## Task objective
Copy, from the entries below, each line in which the string "Læsø" appears.
#####
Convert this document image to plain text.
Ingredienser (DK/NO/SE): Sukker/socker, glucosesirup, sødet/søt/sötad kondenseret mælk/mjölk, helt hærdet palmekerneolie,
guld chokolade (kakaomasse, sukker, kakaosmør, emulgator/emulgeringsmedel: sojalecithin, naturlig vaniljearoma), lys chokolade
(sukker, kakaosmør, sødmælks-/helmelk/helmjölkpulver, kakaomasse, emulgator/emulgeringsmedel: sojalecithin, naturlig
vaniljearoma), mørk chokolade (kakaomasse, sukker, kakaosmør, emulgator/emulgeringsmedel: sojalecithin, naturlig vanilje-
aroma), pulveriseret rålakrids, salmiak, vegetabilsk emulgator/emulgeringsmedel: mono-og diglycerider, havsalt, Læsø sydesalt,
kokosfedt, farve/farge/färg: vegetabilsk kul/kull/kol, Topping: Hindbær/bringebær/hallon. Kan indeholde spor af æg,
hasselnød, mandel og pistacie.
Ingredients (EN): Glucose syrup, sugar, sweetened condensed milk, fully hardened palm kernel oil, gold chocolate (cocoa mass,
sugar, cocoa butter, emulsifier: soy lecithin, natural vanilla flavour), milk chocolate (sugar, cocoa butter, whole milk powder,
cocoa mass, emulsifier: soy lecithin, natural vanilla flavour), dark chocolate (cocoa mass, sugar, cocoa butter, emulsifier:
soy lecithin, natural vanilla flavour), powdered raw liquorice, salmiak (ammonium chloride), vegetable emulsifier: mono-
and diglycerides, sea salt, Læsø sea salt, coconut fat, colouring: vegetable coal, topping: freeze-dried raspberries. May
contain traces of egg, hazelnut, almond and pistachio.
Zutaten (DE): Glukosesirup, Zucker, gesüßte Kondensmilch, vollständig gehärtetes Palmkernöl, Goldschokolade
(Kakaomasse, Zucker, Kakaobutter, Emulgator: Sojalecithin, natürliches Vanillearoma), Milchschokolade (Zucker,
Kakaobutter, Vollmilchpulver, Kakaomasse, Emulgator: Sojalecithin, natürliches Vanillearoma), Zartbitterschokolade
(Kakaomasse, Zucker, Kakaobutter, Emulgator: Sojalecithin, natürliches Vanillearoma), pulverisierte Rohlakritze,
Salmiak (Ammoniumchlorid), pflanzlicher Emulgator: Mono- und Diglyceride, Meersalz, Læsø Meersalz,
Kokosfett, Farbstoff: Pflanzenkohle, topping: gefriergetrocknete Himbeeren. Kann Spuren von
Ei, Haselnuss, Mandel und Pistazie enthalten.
#####
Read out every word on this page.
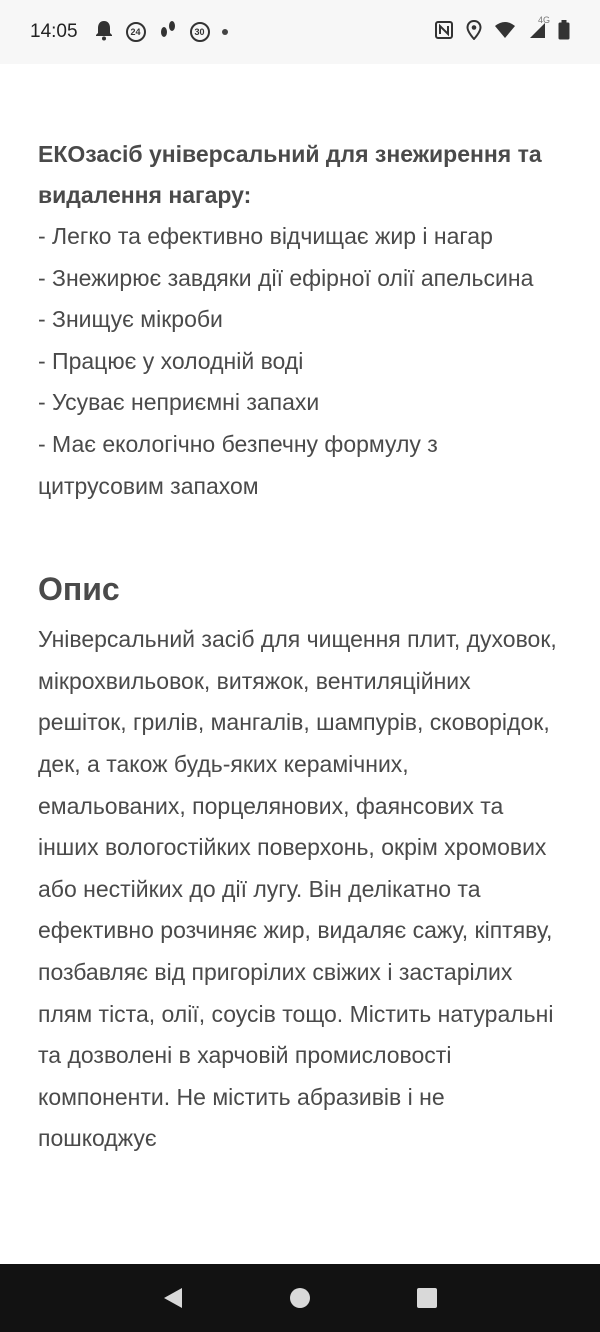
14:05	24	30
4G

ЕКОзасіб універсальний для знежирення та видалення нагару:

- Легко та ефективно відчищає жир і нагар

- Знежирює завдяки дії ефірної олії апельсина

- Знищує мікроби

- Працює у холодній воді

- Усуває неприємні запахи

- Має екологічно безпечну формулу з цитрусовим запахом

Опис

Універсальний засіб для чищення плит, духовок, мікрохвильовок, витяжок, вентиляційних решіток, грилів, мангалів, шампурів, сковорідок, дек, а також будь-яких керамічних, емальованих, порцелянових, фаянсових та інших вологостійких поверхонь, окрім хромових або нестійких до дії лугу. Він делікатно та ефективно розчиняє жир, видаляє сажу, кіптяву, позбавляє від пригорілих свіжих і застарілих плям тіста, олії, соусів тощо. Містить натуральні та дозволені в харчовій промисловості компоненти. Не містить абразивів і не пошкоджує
#####
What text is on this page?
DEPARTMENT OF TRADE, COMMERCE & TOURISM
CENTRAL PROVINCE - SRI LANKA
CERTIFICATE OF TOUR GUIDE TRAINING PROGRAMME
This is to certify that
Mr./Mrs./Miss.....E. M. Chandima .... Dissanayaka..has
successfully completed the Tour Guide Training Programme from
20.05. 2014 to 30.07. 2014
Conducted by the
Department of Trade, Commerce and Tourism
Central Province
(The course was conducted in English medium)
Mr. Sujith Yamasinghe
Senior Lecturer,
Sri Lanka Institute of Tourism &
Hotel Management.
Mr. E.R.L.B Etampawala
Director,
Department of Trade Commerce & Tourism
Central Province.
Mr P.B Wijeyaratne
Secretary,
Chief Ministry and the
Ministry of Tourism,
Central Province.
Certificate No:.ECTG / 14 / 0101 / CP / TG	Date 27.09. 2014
#####
## The result
aroma), pulveriseret rålakrids, salmiak, vegetabilsk emulgator/emulgeringsmedel: mono-og diglycerider, havsalt, Læsø sydesalt,
and diglycerides, sea salt, Læsø sea salt, coconut fat, colouring: vegetable coal, topping: freeze-dried raspberries. May
Salmiak (Ammoniumchlorid), pflanzlicher Emulgator: Mono- und Diglyceride, Meersalz, Læsø Meersalz,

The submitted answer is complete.